REQUIRED TASK:
Output each entry exactly; skip nothing.
── MATERIAL FOR THIS TASK ──
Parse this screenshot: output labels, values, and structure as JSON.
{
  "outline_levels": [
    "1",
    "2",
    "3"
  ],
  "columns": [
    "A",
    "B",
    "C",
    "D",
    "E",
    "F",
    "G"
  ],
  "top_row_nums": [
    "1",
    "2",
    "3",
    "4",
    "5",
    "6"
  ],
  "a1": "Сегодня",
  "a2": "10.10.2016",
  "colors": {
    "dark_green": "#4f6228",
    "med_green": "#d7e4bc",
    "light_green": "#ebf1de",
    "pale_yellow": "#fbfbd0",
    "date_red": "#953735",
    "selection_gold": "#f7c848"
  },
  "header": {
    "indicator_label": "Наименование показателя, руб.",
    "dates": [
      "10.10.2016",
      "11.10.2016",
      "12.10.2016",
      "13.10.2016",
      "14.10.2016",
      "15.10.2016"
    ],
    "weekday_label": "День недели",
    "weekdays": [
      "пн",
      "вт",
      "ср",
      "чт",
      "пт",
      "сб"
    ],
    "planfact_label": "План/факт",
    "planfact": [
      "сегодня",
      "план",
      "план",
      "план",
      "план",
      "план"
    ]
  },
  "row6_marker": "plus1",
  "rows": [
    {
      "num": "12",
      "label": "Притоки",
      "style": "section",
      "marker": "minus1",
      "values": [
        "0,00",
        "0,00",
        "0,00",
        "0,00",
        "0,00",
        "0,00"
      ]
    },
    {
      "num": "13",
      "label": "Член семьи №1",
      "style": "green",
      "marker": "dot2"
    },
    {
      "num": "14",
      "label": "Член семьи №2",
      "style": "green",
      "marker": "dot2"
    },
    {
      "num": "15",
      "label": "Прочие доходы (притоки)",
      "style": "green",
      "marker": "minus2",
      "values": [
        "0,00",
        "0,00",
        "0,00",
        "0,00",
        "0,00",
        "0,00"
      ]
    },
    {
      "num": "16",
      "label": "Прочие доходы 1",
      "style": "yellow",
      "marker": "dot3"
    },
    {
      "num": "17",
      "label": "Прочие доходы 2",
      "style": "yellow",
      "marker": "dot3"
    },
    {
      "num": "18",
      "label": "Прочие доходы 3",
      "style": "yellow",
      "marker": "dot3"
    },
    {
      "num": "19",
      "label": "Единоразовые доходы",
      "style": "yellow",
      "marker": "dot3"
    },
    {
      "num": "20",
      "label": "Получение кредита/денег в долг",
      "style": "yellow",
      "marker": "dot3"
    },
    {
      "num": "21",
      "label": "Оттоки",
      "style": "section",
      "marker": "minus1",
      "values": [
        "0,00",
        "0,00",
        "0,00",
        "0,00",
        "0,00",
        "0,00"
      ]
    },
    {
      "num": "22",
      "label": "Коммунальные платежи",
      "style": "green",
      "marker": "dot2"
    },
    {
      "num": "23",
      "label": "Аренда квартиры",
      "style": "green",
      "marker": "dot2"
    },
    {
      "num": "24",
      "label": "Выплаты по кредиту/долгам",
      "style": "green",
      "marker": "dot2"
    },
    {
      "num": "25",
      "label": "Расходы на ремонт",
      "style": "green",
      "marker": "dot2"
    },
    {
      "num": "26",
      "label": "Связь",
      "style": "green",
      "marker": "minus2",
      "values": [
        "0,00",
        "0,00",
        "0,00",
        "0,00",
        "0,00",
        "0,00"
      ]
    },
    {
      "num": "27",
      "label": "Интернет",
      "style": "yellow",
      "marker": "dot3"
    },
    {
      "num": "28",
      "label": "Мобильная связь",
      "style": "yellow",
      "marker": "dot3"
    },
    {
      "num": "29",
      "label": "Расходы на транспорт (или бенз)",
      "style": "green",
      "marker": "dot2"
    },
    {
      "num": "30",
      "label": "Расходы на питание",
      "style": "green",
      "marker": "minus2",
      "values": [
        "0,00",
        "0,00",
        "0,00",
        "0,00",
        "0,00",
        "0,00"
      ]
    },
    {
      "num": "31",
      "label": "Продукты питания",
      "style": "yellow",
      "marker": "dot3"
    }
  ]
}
───
TASK RESPONSE:
Parse this screenshot: output labels, values, and structure as JSON.
{
  "outline_levels": [
    "1",
    "2",
    "3"
  ],
  "columns": [
    "A",
    "B",
    "C",
    "D",
    "E",
    "F",
    "G"
  ],
  "top_row_nums": [
    "1",
    "2",
    "3",
    "4",
    "5",
    "6"
  ],
  "a1": "Сегодня",
  "a2": "10.10.2016",
  "colors": {
    "dark_green": "#4f6228",
    "med_green": "#d7e4bc",
    "light_green": "#ebf1de",
    "pale_yellow": "#fbfbd0",
    "date_red": "#953735",
    "selection_gold": "#f7c848"
  },
  "header": {
    "indicator_label": "Наименование показателя, руб.",
    "dates": [
      "10.10.2016",
      "11.10.2016",
      "12.10.2016",
      "13.10.2016",
      "14.10.2016",
      "15.10.2016"
    ],
    "weekday_label": "День недели",
    "weekdays": [
      "пн",
      "вт",
      "ср",
      "чт",
      "пт",
      "сб"
    ],
    "planfact_label": "План/факт",
    "planfact": [
      "сегодня",
      "план",
      "план",
      "план",
      "план",
      "план"
    ]
  },
  "row6_marker": "plus1",
  "rows": [
    {
      "num": "12",
      "label": "Притоки",
      "style": "section",
      "marker": "minus1",
      "values": [
        "0,00",
        "0,00",
        "0,00",
        "0,00",
        "0,00",
        "0,00"
      ]
    },
    {
      "num": "13",
      "label": "Член семьи №1",
      "style": "green",
      "marker": "dot2"
    },
    {
      "num": "14",
      "label": "Член семьи №2",
      "style": "green",
      "marker": "dot2"
    },
    {
      "num": "15",
      "label": "Прочие доходы (притоки)",
      "style": "green",
      "marker": "minus2",
      "values": [
        "0,00",
        "0,00",
        "0,00",
        "0,00",
        "0,00",
        "0,00"
      ]
    },
    {
      "num": "16",
      "label": "Прочие доходы 1",
      "style": "yellow",
      "marker": "dot3"
    },
    {
      "num": "17",
      "label": "Прочие доходы 2",
      "style": "yellow",
      "marker": "dot3"
    },
    {
      "num": "18",
      "label": "Прочие доходы 3",
      "style": "yellow",
      "marker": "dot3"
    },
    {
      "num": "19",
      "label": "Единоразовые доходы",
      "style": "yellow",
      "marker": "dot3"
    },
    {
      "num": "20",
      "label": "Получение кредита/денег в долг",
      "style": "yellow",
      "marker": "dot3"
    },
    {
      "num": "21",
      "label": "Оттоки",
      "style": "section",
      "marker": "minus1",
      "values": [
        "0,00",
        "0,00",
        "0,00",
        "0,00",
        "0,00",
        "0,00"
      ]
    },
    {
      "num": "22",
      "label": "Коммунальные платежи",
      "style": "green",
      "marker": "dot2"
    },
    {
      "num": "23",
      "label": "Аренда квартиры",
      "style": "green",
      "marker": "dot2"
    },
    {
      "num": "24",
      "label": "Выплаты по кредиту/долгам",
      "style": "green",
      "marker": "dot2"
    },
    {
      "num": "25",
      "label": "Расходы на ремонт",
      "style": "green",
      "marker": "dot2"
    },
    {
      "num": "26",
      "label": "Связь",
      "style": "green",
      "marker": "minus2",
      "values": [
        "0,00",
        "0,00",
        "0,00",
        "0,00",
        "0,00",
        "0,00"
      ]
    },
    {
      "num": "27",
      "label": "Интернет",
      "style": "yellow",
      "marker": "dot3"
    },
    {
      "num": "28",
      "label": "Мобильная связь",
      "style": "yellow",
      "marker": "dot3"
    },
    {
      "num": "29",
      "label": "Расходы на транспорт (или бенз)",
      "style": "green",
      "marker": "dot2"
    },
    {
      "num": "30",
      "label": "Расходы на питание",
      "style": "green",
      "marker": "minus2",
      "values": [
        "0,00",
        "0,00",
        "0,00",
        "0,00",
        "0,00",
        "0,00"
      ]
    },
    {
      "num": "31",
      "label": "Продукты питания",
      "style": "yellow",
      "marker": "dot3"
    }
  ]
}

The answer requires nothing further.